**Text segment**.
We would obviously look to maintain that and continue to delever over time, but, again, we’ll look at the form of that transaction.
Steve, Medical Device Analyst, Bank of America: Okay, perfect. Kind of one other question I had on the kind of the RemainCo, I think you’ve talked a lot about as total BD, you’ve got a lot of margin expansion opportunity, especially with the gross margin line. How much of that was in Life Sciences versus RemainCo? Is there still a lot of margin expansion in the RemainCo business left kind of post separation?
Tom Poland, CEO, Beck and Dickinson: The majority of the margin expansion is in RemainCo or is in new BD. And that’s, again, the large scale manufacture. Just to put it in perspective, so as we’ve been driving, and let me just step back a little bit. So when we started BD Excellence, you know, about two years ago, we did a number of structural changes that we haven’t talked about that much. So as an example, we took all of our manufacturing from our businesses and we centralized it.

**Task requirements**. Continue the transcript of the discussion with the BD chief executive, picking up right after its last sentence, about centralized manufacturing.

**Supplied material**.
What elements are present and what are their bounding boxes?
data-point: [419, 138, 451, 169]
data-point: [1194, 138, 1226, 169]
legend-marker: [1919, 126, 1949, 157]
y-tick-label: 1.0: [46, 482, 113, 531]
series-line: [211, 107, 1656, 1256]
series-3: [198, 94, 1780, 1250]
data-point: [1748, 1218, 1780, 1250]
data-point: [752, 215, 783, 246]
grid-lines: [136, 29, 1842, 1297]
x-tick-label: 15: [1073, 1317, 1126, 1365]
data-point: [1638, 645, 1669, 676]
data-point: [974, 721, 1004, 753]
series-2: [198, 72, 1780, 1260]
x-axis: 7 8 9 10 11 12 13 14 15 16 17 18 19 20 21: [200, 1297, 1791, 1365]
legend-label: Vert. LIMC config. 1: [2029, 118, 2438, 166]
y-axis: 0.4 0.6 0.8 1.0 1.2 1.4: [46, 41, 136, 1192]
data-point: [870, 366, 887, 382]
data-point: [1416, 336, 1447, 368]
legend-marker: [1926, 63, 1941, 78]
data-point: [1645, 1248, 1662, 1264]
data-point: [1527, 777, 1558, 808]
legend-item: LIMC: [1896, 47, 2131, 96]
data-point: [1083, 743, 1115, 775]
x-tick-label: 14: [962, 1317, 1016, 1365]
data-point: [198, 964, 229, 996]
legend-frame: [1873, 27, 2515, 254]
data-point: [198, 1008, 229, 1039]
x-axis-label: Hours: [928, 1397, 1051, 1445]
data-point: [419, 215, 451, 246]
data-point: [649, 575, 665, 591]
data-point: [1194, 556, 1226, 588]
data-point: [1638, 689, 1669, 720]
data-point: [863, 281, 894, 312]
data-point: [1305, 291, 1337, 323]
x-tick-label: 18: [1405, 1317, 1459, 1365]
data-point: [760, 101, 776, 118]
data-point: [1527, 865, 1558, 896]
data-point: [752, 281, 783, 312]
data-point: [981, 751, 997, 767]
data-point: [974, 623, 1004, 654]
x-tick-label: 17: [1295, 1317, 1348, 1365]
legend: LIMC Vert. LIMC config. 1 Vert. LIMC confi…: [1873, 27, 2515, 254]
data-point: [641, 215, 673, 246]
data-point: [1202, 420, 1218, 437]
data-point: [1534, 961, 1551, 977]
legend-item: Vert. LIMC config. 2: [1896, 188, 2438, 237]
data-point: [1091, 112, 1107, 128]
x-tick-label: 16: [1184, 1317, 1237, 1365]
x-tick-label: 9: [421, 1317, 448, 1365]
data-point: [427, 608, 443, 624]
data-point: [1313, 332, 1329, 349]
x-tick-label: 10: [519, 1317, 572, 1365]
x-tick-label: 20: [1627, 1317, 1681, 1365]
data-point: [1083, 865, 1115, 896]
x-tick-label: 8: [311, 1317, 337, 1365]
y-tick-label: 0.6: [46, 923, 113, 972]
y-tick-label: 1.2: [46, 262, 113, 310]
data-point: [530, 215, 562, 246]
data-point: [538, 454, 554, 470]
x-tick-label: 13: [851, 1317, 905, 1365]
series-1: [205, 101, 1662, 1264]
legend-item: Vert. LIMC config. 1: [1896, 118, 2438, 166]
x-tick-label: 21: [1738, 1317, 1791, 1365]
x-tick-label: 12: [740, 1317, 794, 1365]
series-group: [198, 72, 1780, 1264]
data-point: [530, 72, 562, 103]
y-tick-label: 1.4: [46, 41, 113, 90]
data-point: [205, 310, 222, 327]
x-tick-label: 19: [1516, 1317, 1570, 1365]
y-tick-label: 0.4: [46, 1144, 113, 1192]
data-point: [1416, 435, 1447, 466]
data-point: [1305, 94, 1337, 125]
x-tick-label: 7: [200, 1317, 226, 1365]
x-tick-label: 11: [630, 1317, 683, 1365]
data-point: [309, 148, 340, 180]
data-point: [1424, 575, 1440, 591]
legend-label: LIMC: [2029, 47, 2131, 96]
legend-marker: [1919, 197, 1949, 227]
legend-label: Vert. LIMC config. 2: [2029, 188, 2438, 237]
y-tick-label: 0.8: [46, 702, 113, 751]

**Exercise response**.
And so as we think about BD excellence, we want the business presidents focused on selling, innovating on that side, all of our manufacturing reports up to a central group that also has a central BD excellence team so that they’re driving that one person central, all the business unit manufacturing reports to, and they drive all those systems and processes. They wake up every day doing that while the businesses are driving, right, deep insights into the market, driving their innovation agenda, driving the commercial. And so that’s really allowed us to accelerate that BD excellence deployment and and that focus. As we look at it, like the productivity improvements we’re seeing on the line since we started just in the last two years, and with the same capital that we had two years ago, if you look at the same lines, the top 50 lines, today we’re making 2,400,000,000.0 more units on those lines with zero additional capital investment. We’ve obviously put other lines in over that time.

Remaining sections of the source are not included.